» Your task
Write out each entry, exactly the way it appears.

» Extracted records
###

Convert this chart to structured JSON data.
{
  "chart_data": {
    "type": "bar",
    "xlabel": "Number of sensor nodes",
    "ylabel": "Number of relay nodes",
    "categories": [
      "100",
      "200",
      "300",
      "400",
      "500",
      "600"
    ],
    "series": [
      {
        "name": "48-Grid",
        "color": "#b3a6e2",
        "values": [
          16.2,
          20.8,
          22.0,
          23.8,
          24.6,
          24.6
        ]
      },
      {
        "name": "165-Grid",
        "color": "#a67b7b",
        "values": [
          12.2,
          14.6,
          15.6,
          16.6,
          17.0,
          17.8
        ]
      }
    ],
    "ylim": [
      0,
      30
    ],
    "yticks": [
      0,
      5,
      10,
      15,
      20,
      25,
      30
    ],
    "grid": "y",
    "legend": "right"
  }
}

###

» Answer in full
Convert this chart to structured JSON data.
{
  "chart_data": {
    "type": "bar",
    "xlabel": "Number of sensor nodes",
    "ylabel": "Number of relay nodes",
    "categories": [
      "100",
      "200",
      "300",
      "400",
      "500",
      "600"
    ],
    "series": [
      {
        "name": "48-Grid",
        "color": "#b3a6e2",
        "values": [
          16.2,
          20.8,
          22.0,
          23.8,
          24.6,
          24.6
        ]
      },
      {
        "name": "165-Grid",
        "color": "#a67b7b",
        "values": [
          12.2,
          14.6,
          15.6,
          16.6,
          17.0,
          17.8
        ]
      }
    ],
    "ylim": [
      0,
      30
    ],
    "yticks": [
      0,
      5,
      10,
      15,
      20,
      25,
      30
    ],
    "grid": "y",
    "legend": "right"
  }
}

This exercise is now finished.